> [Source records]:
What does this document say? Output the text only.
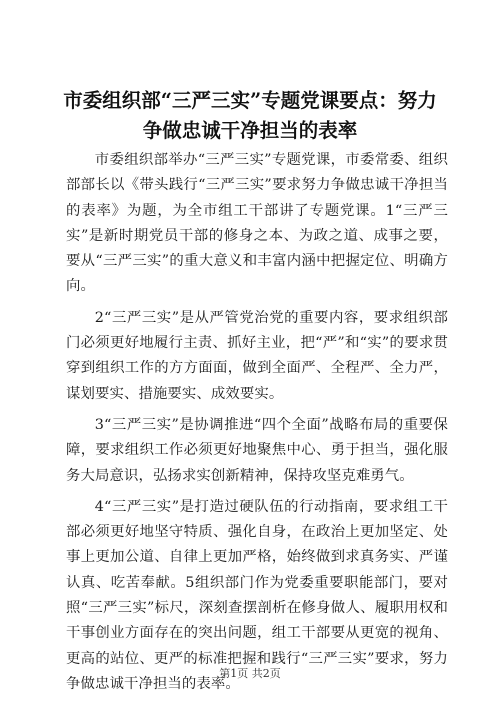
市委组织部“三严三实”专题党课要点：努力争做忠诚干净担当的表率

市委组织部举办“三严三实”专题党课，市委常委、组织部部长以《带头践行“三严三实”要求努力争做忠诚干净担当的表率》为题，为全市组工干部讲了专题党课。1“三严三实”是新时期党员干部的修身之本、为政之道、成事之要，要从“三严三实”的重大意义和丰富内涵中把握定位、明确方向。

2“三严三实”是从严管党治党的重要内容，要求组织部门必须更好地履行主责、抓好主业，把“严”和“实”的要求贯穿到组织工作的方方面面，做到全面严、全程严、全力严，谋划要实、措施要实、成效要实。

3“三严三实”是协调推进“四个全面”战略布局的重要保障，要求组织工作必须更好地聚焦中心、勇于担当，强化服务大局意识，弘扬求实创新精神，保持攻坚克难勇气。

4“三严三实”是打造过硬队伍的行动指南，要求组工干部必须更好地坚守特质、强化自身，在政治上更加坚定、处事上更加公道、自律上更加严格，始终做到求真务实、严谨认真、吃苦奉献。5组织部门作为党委重要职能部门，要对照“三严三实”标尺，深刻查摆剖析在修身做人、履职用权和干事创业方面存在的突出问题，组工干部要从更宽的视角、更高的站位、更严的标准把握和践行“三严三实”要求，努力争做忠诚干净担当的表率。

第1页 共2页
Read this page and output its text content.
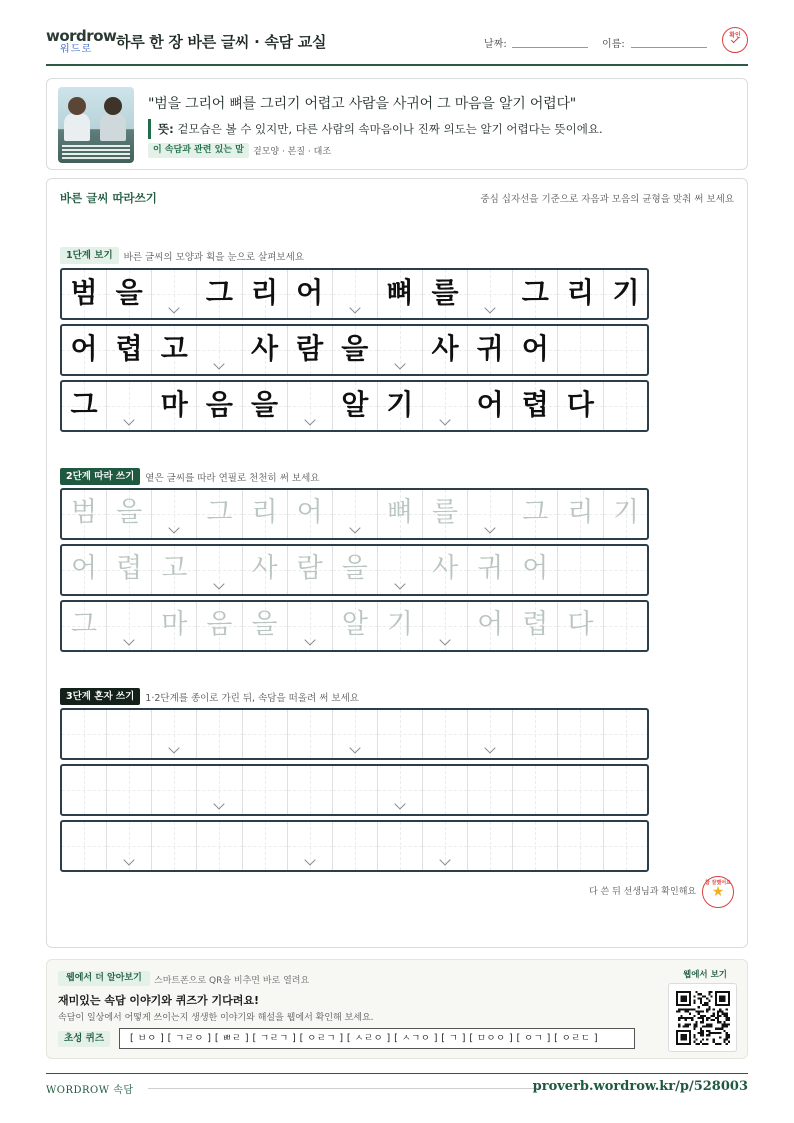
wordrow
워드로	하루 한 장 바른 글씨 · 속담 교실	날짜:	이름:
확인
"범을 그리어 뼈를 그리기 어렵고 사람을 사귀어 그 마음을 알기 어렵다"
뜻: 겉모습은 볼 수 있지만, 다른 사람의 속마음이나 진짜 의도는 알기 어렵다는 뜻이에요.
이 속담과 관련 있는 말	겉모양 · 본질 · 대조
바른 글씨 따라쓰기	중심 십자선을 기준으로 자음과 모음의 균형을 맞춰 써 보세요
1단계 보기 바른 글씨의 모양과 획을 눈으로 살펴보세요
2단계 따라 쓰기 옅은 글씨를 따라 연필로 천천히 써 보세요
3단계 혼자 쓰기 1·2단계를 종이로 가린 뒤, 속담을 떠올려 써 보세요
범 을	그 리 어	뼈 를	그 리 기
어 렵 고	사 람 을	사 귀 어
그	마 음 을	알 기	어 렵 다
범 을	그 리 어	뼈 를	그 리 기
어 렵 고	사 람 을	사 귀 어
그	마 음 을	알 기	어 렵 다
다 쓴 뒤 선생님과 확인해요
참 잘했어요
★
웹에서 더 알아보기	스마트폰으로 QR을 비추면 바로 열려요
재미있는 속담 이야기와 퀴즈가 기다려요!
속담이 일상에서 어떻게 쓰이는지 생생한 이야기와 해설을 웹에서 확인해 보세요.
초성 퀴즈	[ ㅂㅇ ] [ ㄱㄹㅇ ] [ ㅃㄹ ] [ ㄱㄹㄱ ] [ ㅇㄹㄱ ] [ ㅅㄹㅇ ] [ ㅅㄱㅇ ] [ ㄱ ] [ ㅁㅇㅇ ] [ ㅇㄱ ] [ ㅇㄹㄷ ]
웹에서 보기
WORDROW 속담	proverb.wordrow.kr/p/528003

> [What you should do]:
Gather from the data above every line with the string "이야기와".

> [The response]:
재미있는 속담 이야기와 퀴즈가 기다려요!
속담이 일상에서 어떻게 쓰이는지 생생한 이야기와 해설을 웹에서 확인해 보세요.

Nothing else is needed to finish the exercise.